## [EXERCISE DETAILS]
Return each entry exactly, omitting nothing.

START INPUT MATERIAL

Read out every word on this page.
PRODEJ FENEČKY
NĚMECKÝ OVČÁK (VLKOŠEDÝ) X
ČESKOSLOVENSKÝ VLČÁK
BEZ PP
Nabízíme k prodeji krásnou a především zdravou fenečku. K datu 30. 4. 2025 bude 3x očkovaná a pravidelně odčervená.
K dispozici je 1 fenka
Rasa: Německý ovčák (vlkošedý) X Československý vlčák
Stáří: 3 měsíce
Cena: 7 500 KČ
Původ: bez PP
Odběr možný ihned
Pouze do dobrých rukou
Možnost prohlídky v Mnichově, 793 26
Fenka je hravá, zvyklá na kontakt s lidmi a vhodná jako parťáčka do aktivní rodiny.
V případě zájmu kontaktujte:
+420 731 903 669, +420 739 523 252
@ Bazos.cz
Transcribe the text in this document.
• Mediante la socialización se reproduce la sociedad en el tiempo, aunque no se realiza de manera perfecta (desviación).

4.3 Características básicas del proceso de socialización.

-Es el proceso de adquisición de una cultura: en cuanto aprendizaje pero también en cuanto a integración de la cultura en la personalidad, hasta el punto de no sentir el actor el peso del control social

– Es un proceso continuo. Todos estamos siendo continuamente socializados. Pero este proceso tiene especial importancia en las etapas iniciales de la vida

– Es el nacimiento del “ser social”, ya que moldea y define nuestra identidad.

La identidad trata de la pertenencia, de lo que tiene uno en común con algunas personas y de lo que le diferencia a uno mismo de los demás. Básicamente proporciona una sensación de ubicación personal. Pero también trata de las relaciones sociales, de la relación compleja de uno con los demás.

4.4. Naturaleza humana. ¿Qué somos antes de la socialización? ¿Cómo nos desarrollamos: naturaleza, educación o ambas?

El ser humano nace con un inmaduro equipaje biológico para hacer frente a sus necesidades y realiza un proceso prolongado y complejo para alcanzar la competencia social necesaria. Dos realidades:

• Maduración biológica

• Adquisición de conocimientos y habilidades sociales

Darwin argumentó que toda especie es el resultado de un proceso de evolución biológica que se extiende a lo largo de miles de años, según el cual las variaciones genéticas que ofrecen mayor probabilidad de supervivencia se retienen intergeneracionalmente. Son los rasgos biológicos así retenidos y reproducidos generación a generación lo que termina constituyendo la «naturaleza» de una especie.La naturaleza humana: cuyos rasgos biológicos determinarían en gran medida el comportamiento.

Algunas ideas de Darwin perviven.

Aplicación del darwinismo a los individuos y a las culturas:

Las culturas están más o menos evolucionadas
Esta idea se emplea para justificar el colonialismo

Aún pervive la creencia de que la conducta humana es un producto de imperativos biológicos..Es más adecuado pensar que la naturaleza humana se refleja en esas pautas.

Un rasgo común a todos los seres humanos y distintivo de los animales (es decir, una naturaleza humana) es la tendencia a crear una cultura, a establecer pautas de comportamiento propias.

END INPUT MATERIAL

## [ANSWER TO THE PROBLEM]
Read out every word on this page.
PRODEJ FENEČKY
NĚMECKÝ OVČÁK (VLKOŠEDÝ) X
ČESKOSLOVENSKÝ VLČÁK
BEZ PP
Nabízíme k prodeji krásnou a především zdravou fenečku. K datu 30. 4. 2025 bude 3x očkovaná a pravidelně odčervená.
K dispozici je 1 fenka
Rasa: Německý ovčák (vlkošedý) X Československý vlčák
Stáří: 3 měsíce
Cena: 7 500 KČ
Původ: bez PP
Odběr možný ihned
Pouze do dobrých rukou
Možnost prohlídky v Mnichově, 793 26
Fenka je hravá, zvyklá na kontakt s lidmi a vhodná jako parťáčka do aktivní rodiny.
V případě zájmu kontaktujte:
+420 731 903 669, +420 739 523 252
@ Bazos.cz
Transcribe the text in this document.
• Mediante la socialización se reproduce la sociedad en el tiempo, aunque no se realiza de manera perfecta (desviación).

4.3 Características básicas del proceso de socialización.

-Es el proceso de adquisición de una cultura: en cuanto aprendizaje pero también en cuanto a integración de la cultura en la personalidad, hasta el punto de no sentir el actor el peso del control social

– Es un proceso continuo. Todos estamos siendo continuamente socializados. Pero este proceso tiene especial importancia en las etapas iniciales de la vida

– Es el nacimiento del “ser social”, ya que moldea y define nuestra identidad.

La identidad trata de la pertenencia, de lo que tiene uno en común con algunas personas y de lo que le diferencia a uno mismo de los demás. Básicamente proporciona una sensación de ubicación personal. Pero también trata de las relaciones sociales, de la relación compleja de uno con los demás.

4.4. Naturaleza humana. ¿Qué somos antes de la socialización? ¿Cómo nos desarrollamos: naturaleza, educación o ambas?

El ser humano nace con un inmaduro equipaje biológico para hacer frente a sus necesidades y realiza un proceso prolongado y complejo para alcanzar la competencia social necesaria. Dos realidades:

• Maduración biológica

• Adquisición de conocimientos y habilidades sociales

Darwin argumentó que toda especie es el resultado de un proceso de evolución biológica que se extiende a lo largo de miles de años, según el cual las variaciones genéticas que ofrecen mayor probabilidad de supervivencia se retienen intergeneracionalmente. Son los rasgos biológicos así retenidos y reproducidos generación a generación lo que termina constituyendo la «naturaleza» de una especie.La naturaleza humana: cuyos rasgos biológicos determinarían en gran medida el comportamiento.

Algunas ideas de Darwin perviven.

Aplicación del darwinismo a los individuos y a las culturas:

Las culturas están más o menos evolucionadas
Esta idea se emplea para justificar el colonialismo

Aún pervive la creencia de que la conducta humana es un producto de imperativos biológicos..Es más adecuado pensar que la naturaleza humana se refleja en esas pautas.

Un rasgo común a todos los seres humanos y distintivo de los animales (es decir, una naturaleza humana) es la tendencia a crear una cultura, a establecer pautas de comportamiento propias.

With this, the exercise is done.